Entries from a visual dataset:
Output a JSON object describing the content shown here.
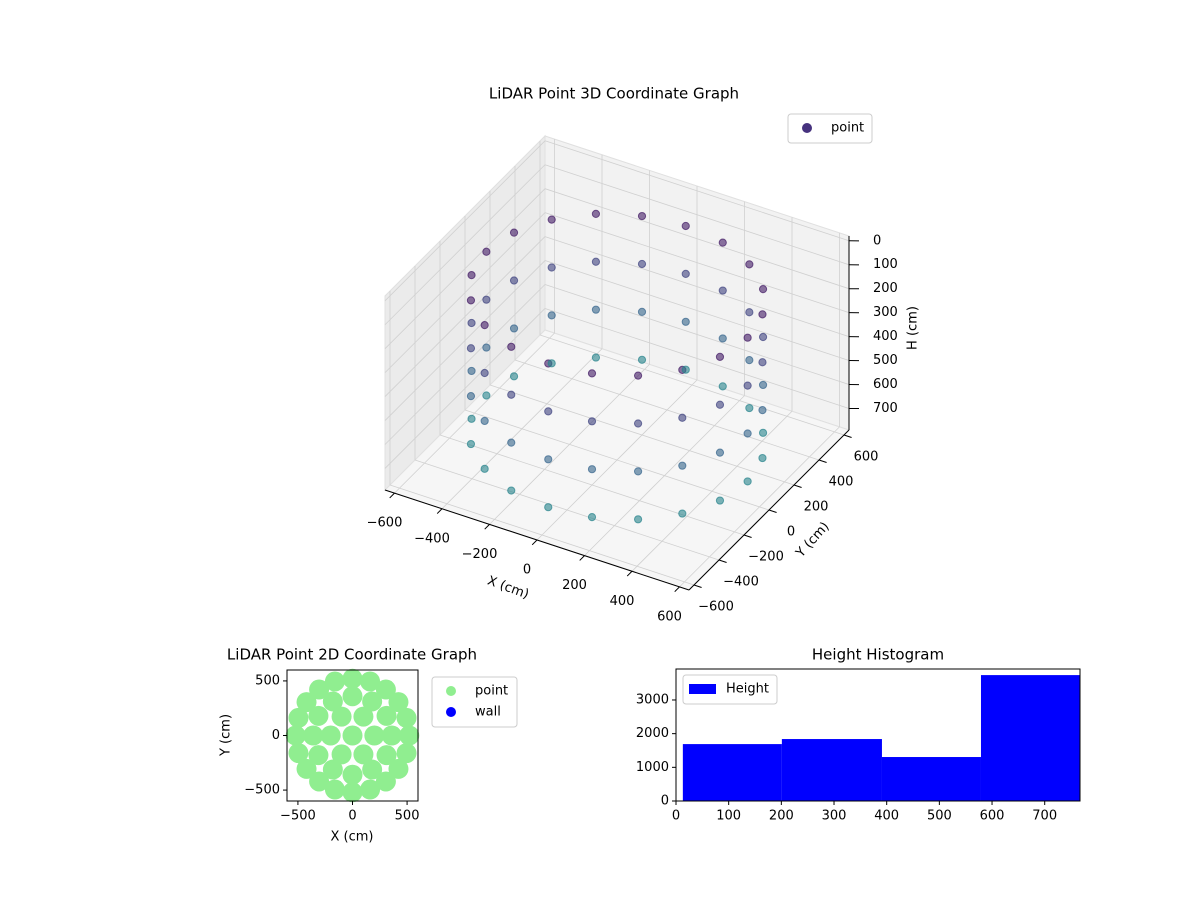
{
  "chart_data": [
    {
      "type": "scatter3d",
      "title": "LiDAR Point 3D Coordinate Graph",
      "xlabel": "X (cm)",
      "ylabel": "Y (cm)",
      "zlabel": "H (cm)",
      "legend_loc": "upper right",
      "grid": true,
      "xlim": [
        -640,
        640
      ],
      "ylim": [
        -640,
        640
      ],
      "zlim": [
        790,
        -20
      ],
      "xticks": [
        {
          "value": -600,
          "label": "−600"
        },
        {
          "value": -400,
          "label": "−400"
        },
        {
          "value": -200,
          "label": "−200"
        },
        0,
        200,
        400,
        600
      ],
      "yticks": [
        {
          "value": -600,
          "label": "−600"
        },
        {
          "value": -400,
          "label": "−400"
        },
        {
          "value": -200,
          "label": "−200"
        },
        0,
        200,
        400,
        600
      ],
      "zticks": [
        0,
        100,
        200,
        300,
        400,
        500,
        600,
        700
      ],
      "series": [
        {
          "name": "point",
          "color": "#46327e",
          "colormap": [
            "#440154",
            "#3b528b",
            "#21918c"
          ],
          "x": [
            550,
            523,
            445,
            323,
            170,
            0,
            -170,
            -323,
            -445,
            -523,
            -550,
            -523,
            -445,
            -323,
            -170,
            0,
            170,
            323,
            445,
            523,
            550,
            523,
            445,
            323,
            170,
            0,
            -170,
            -323,
            -445,
            -523,
            -550,
            -523,
            -445,
            -323,
            -170,
            0,
            170,
            323,
            445,
            523,
            550,
            523,
            445,
            323,
            170,
            0,
            -170,
            -323,
            -445,
            -523,
            -550,
            -523,
            -445,
            -323,
            -170,
            0,
            170,
            323,
            445,
            523,
            550,
            523,
            445,
            323,
            170,
            0,
            -170,
            -323,
            -445,
            -523,
            -550,
            -523,
            -445,
            -323,
            -170,
            0,
            170,
            323,
            445,
            523
          ],
          "y": [
            0,
            170,
            323,
            445,
            523,
            550,
            523,
            445,
            323,
            170,
            0,
            -170,
            -323,
            -445,
            -523,
            -550,
            -523,
            -445,
            -323,
            -170,
            0,
            170,
            323,
            445,
            523,
            550,
            523,
            445,
            323,
            170,
            0,
            -170,
            -323,
            -445,
            -523,
            -550,
            -523,
            -445,
            -323,
            -170,
            0,
            170,
            323,
            445,
            523,
            550,
            523,
            445,
            323,
            170,
            0,
            -170,
            -323,
            -445,
            -523,
            -550,
            -523,
            -445,
            -323,
            -170,
            0,
            170,
            323,
            445,
            523,
            550,
            523,
            445,
            323,
            170,
            0,
            -170,
            -323,
            -445,
            -523,
            -550,
            -523,
            -445,
            -323,
            -170
          ],
          "z": [
            100,
            100,
            100,
            100,
            100,
            100,
            100,
            100,
            100,
            100,
            100,
            100,
            100,
            100,
            100,
            100,
            100,
            100,
            100,
            100,
            300,
            300,
            300,
            300,
            300,
            300,
            300,
            300,
            300,
            300,
            300,
            300,
            300,
            300,
            300,
            300,
            300,
            300,
            300,
            300,
            500,
            500,
            500,
            500,
            500,
            500,
            500,
            500,
            500,
            500,
            500,
            500,
            500,
            500,
            500,
            500,
            500,
            500,
            500,
            500,
            700,
            700,
            700,
            700,
            700,
            700,
            700,
            700,
            700,
            700,
            700,
            700,
            700,
            700,
            700,
            700,
            700,
            700,
            700,
            700
          ]
        }
      ]
    },
    {
      "type": "scatter",
      "title": "LiDAR Point 2D Coordinate Graph",
      "xlabel": "X (cm)",
      "ylabel": "Y (cm)",
      "legend_loc": "outside upper right",
      "xlim": [
        -600,
        600
      ],
      "ylim": [
        -600,
        600
      ],
      "xticks": [
        {
          "value": -500,
          "label": "−500"
        },
        0,
        500
      ],
      "yticks": [
        {
          "value": -500,
          "label": "−500"
        },
        0,
        500
      ],
      "series": [
        {
          "name": "point",
          "color": "#90ee90",
          "x": [
            520,
            495,
            421,
            306,
            161,
            0,
            -161,
            -306,
            -421,
            -495,
            -520,
            -495,
            -421,
            -306,
            -161,
            0,
            161,
            306,
            421,
            495,
            360,
            312,
            180,
            0,
            -180,
            -312,
            -360,
            -312,
            -180,
            0,
            180,
            312,
            200,
            100,
            -100,
            -200,
            -100,
            100,
            0
          ],
          "y": [
            0,
            161,
            306,
            421,
            495,
            520,
            495,
            421,
            306,
            161,
            0,
            -161,
            -306,
            -421,
            -495,
            -520,
            -495,
            -421,
            -306,
            -161,
            0,
            180,
            312,
            360,
            312,
            180,
            0,
            -180,
            -312,
            -360,
            -312,
            -180,
            0,
            173,
            173,
            0,
            -173,
            -173,
            0
          ]
        },
        {
          "name": "wall",
          "color": "#0000ff",
          "x": [],
          "y": []
        }
      ]
    },
    {
      "type": "histogram",
      "title": "Height Histogram",
      "legend_loc": "upper left",
      "xlim": [
        0,
        767
      ],
      "ylim": [
        0,
        3920
      ],
      "xticks": [
        0,
        100,
        200,
        300,
        400,
        500,
        600,
        700
      ],
      "yticks": [
        0,
        1000,
        2000,
        3000
      ],
      "series": [
        {
          "name": "Height",
          "color": "#0000ff",
          "bins": [
            13,
            201,
            391,
            579,
            767
          ],
          "counts": [
            1690,
            1840,
            1306,
            3739
          ]
        }
      ]
    }
  ]
}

**TASK DIRECTIONS**.
Among the entries above, how many lines include the word "Height"? Reply with the number only.

**COMPLETED TASK**.
2